Exercise brief – Write out all the data again, exactly as it stands.

Items from a dataset
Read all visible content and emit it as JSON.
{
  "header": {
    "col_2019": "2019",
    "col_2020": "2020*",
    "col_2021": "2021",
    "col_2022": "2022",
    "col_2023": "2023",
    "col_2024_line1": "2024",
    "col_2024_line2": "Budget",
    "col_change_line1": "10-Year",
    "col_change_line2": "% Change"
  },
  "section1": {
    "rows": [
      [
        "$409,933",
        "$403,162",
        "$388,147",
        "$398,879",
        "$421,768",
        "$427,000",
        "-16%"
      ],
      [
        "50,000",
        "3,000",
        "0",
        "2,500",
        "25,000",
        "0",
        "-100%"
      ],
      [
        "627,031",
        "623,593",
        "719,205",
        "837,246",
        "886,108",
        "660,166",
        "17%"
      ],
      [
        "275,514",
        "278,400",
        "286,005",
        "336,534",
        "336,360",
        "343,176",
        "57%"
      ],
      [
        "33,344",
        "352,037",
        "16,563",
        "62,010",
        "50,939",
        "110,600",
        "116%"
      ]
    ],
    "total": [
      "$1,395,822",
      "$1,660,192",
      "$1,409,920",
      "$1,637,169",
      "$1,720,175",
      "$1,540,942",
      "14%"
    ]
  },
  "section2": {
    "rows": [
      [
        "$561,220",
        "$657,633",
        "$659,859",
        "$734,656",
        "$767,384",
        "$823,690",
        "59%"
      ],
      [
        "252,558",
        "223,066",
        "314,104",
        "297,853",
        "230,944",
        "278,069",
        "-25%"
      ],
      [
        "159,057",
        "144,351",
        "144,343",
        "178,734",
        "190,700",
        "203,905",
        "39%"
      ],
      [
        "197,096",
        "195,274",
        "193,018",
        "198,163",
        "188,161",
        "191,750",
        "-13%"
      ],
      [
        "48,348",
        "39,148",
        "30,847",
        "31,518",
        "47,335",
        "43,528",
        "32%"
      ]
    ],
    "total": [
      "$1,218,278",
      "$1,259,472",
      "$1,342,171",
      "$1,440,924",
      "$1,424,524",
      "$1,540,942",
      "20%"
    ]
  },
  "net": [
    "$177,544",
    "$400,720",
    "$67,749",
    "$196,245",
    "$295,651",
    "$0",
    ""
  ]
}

Response below –
Read all visible content and emit it as JSON.
{
  "header": {
    "col_2019": "2019",
    "col_2020": "2020*",
    "col_2021": "2021",
    "col_2022": "2022",
    "col_2023": "2023",
    "col_2024_line1": "2024",
    "col_2024_line2": "Budget",
    "col_change_line1": "10-Year",
    "col_change_line2": "% Change"
  },
  "section1": {
    "rows": [
      [
        "$409,933",
        "$403,162",
        "$388,147",
        "$398,879",
        "$421,768",
        "$427,000",
        "-16%"
      ],
      [
        "50,000",
        "3,000",
        "0",
        "2,500",
        "25,000",
        "0",
        "-100%"
      ],
      [
        "627,031",
        "623,593",
        "719,205",
        "837,246",
        "886,108",
        "660,166",
        "17%"
      ],
      [
        "275,514",
        "278,400",
        "286,005",
        "336,534",
        "336,360",
        "343,176",
        "57%"
      ],
      [
        "33,344",
        "352,037",
        "16,563",
        "62,010",
        "50,939",
        "110,600",
        "116%"
      ]
    ],
    "total": [
      "$1,395,822",
      "$1,660,192",
      "$1,409,920",
      "$1,637,169",
      "$1,720,175",
      "$1,540,942",
      "14%"
    ]
  },
  "section2": {
    "rows": [
      [
        "$561,220",
        "$657,633",
        "$659,859",
        "$734,656",
        "$767,384",
        "$823,690",
        "59%"
      ],
      [
        "252,558",
        "223,066",
        "314,104",
        "297,853",
        "230,944",
        "278,069",
        "-25%"
      ],
      [
        "159,057",
        "144,351",
        "144,343",
        "178,734",
        "190,700",
        "203,905",
        "39%"
      ],
      [
        "197,096",
        "195,274",
        "193,018",
        "198,163",
        "188,161",
        "191,750",
        "-13%"
      ],
      [
        "48,348",
        "39,148",
        "30,847",
        "31,518",
        "47,335",
        "43,528",
        "32%"
      ]
    ],
    "total": [
      "$1,218,278",
      "$1,259,472",
      "$1,342,171",
      "$1,440,924",
      "$1,424,524",
      "$1,540,942",
      "20%"
    ]
  },
  "net": [
    "$177,544",
    "$400,720",
    "$67,749",
    "$196,245",
    "$295,651",
    "$0",
    ""
  ]
}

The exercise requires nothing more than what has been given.